- Dataset extract:
..............................
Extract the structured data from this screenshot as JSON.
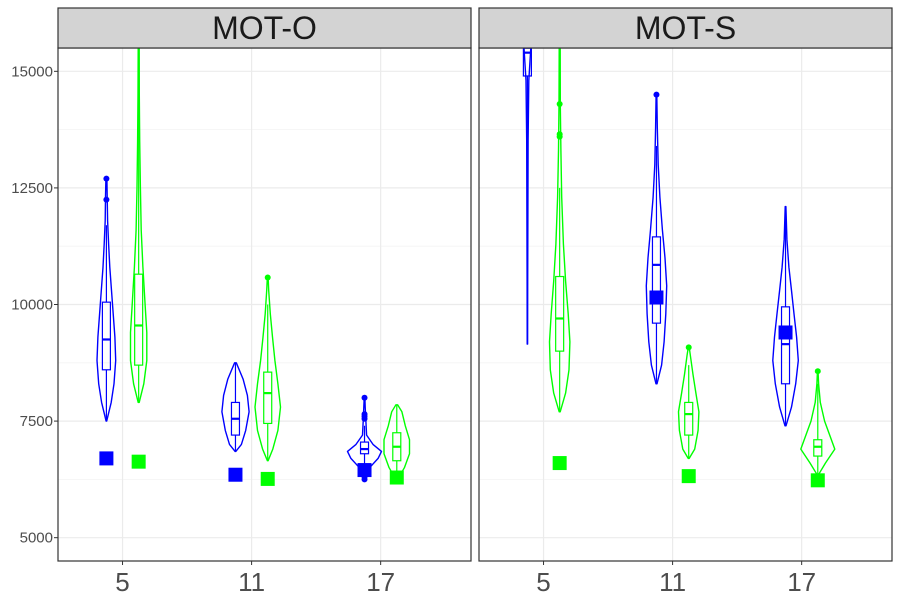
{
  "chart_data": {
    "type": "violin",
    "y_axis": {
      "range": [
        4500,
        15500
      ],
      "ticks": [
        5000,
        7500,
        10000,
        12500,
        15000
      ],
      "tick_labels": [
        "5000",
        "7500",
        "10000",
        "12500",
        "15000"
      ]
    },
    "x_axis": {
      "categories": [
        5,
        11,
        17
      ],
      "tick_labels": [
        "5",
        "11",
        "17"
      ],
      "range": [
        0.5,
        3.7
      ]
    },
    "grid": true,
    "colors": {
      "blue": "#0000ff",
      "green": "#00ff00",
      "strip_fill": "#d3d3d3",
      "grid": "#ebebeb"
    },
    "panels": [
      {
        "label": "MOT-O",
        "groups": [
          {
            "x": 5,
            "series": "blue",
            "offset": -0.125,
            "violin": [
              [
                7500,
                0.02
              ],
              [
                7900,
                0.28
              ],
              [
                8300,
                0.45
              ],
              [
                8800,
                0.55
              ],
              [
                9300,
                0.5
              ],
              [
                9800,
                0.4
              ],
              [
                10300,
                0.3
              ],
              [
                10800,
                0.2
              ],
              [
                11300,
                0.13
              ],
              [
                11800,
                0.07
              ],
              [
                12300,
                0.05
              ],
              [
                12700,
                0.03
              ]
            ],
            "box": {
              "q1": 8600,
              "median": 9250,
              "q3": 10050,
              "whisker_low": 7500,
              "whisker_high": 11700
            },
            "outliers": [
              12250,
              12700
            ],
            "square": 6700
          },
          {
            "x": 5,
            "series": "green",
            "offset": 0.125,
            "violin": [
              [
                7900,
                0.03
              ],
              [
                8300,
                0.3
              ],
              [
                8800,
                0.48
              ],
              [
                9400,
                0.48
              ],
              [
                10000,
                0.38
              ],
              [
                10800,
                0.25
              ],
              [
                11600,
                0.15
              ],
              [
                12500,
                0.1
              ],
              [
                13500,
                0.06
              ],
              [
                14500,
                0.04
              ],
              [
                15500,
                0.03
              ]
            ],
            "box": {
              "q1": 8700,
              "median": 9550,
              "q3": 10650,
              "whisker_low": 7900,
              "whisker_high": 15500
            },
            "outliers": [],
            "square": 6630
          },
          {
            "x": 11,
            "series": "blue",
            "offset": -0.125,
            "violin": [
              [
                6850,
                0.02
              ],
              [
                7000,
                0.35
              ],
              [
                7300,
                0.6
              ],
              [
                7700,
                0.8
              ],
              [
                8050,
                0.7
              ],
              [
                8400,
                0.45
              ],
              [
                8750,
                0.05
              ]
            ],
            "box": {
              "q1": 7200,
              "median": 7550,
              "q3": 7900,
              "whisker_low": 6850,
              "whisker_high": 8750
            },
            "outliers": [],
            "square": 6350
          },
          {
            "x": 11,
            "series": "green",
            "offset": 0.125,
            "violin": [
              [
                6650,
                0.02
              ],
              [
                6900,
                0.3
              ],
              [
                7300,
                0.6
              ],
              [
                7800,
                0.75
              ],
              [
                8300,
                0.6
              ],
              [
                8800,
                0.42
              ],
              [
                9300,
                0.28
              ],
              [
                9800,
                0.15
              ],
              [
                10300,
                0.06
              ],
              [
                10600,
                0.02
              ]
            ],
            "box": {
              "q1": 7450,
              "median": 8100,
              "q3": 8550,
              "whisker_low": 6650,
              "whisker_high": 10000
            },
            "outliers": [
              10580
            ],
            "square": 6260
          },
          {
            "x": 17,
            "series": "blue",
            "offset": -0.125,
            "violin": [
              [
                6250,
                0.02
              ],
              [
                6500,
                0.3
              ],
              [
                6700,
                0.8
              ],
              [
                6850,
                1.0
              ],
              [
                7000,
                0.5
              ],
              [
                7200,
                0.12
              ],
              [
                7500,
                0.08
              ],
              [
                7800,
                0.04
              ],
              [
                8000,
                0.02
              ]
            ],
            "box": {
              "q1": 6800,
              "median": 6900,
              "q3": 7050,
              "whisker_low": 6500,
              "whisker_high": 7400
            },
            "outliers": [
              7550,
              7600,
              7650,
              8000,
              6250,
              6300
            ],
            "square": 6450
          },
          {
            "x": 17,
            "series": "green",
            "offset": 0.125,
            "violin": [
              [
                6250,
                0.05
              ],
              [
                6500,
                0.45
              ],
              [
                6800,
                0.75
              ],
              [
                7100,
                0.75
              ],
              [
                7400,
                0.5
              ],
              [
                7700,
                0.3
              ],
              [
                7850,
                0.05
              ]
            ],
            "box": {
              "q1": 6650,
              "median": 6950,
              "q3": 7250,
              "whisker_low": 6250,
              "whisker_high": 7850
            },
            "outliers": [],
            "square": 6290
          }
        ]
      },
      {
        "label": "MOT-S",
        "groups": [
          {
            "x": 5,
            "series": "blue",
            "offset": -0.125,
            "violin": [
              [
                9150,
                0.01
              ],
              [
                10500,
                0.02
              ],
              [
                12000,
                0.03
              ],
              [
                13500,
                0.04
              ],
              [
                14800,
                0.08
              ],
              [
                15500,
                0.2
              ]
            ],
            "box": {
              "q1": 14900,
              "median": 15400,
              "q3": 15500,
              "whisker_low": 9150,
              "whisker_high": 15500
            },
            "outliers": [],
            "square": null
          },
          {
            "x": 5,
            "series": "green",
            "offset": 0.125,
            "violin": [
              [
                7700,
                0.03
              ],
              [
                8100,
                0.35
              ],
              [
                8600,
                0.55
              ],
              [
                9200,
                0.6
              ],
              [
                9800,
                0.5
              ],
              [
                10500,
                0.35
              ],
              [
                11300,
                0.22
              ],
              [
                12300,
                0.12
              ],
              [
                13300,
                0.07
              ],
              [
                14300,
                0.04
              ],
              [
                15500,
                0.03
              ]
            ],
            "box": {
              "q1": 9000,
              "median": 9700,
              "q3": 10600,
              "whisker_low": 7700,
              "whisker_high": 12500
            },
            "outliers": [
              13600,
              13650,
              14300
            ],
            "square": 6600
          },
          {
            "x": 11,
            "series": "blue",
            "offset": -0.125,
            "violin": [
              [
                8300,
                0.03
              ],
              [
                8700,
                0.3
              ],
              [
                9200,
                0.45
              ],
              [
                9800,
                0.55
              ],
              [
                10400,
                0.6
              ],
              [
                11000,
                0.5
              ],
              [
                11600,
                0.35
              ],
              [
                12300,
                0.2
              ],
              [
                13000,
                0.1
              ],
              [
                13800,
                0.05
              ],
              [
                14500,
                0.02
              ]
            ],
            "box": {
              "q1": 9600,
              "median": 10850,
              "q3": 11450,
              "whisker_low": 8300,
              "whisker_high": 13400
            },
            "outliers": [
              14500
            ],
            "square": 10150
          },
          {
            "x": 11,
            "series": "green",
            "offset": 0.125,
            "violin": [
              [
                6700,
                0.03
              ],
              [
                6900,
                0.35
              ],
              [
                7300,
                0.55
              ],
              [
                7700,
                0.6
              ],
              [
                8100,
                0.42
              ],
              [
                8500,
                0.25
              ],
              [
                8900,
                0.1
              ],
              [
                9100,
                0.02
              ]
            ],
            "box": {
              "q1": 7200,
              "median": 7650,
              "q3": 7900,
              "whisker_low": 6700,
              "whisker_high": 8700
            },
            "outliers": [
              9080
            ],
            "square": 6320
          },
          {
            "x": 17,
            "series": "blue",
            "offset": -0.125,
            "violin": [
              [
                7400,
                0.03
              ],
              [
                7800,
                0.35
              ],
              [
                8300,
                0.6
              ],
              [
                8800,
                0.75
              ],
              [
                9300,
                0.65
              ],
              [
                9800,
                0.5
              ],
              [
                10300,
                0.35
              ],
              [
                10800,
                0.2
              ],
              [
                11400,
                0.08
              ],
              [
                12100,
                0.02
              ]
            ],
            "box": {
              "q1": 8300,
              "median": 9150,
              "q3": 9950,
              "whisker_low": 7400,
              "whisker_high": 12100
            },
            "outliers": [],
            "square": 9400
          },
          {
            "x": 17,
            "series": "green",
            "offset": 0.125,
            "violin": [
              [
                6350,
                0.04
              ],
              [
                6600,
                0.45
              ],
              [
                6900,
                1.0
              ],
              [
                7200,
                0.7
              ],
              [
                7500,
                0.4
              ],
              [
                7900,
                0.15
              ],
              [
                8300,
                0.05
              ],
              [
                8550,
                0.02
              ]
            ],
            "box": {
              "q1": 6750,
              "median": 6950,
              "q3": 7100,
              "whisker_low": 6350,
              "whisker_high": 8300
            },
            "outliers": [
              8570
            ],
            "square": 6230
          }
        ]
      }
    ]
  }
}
..............................
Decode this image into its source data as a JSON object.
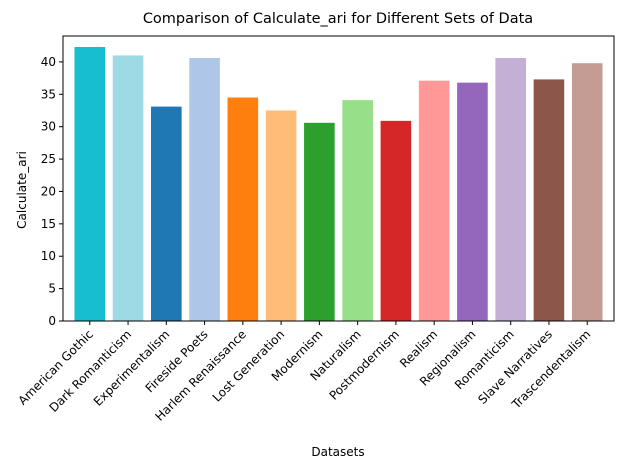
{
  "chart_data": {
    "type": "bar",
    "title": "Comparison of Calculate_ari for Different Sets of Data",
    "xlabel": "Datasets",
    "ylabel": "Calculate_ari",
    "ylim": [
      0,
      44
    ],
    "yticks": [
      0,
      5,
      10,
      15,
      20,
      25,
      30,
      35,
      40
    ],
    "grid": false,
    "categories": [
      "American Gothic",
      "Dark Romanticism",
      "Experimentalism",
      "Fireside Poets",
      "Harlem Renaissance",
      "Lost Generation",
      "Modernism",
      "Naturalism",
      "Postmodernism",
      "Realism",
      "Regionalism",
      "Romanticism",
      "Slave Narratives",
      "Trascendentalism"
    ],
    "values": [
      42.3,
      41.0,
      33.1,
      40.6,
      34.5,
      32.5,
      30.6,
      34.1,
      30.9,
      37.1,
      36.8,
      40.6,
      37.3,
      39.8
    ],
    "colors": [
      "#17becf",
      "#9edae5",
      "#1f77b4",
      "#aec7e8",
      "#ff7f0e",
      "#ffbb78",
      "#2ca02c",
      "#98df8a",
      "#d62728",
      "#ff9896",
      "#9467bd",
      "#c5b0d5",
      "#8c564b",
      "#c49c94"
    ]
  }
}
..............................
- Exercise:
Copy out every line holding the string "square".

- Written solution:
            "square": 6700
            "square": 6630
            "square": 6350
            "square": 6260
            "square": 6450
            "square": 6290
            "square": null
            "square": 6600
            "square": 10150
            "square": 6320
            "square": 9400
            "square": 6230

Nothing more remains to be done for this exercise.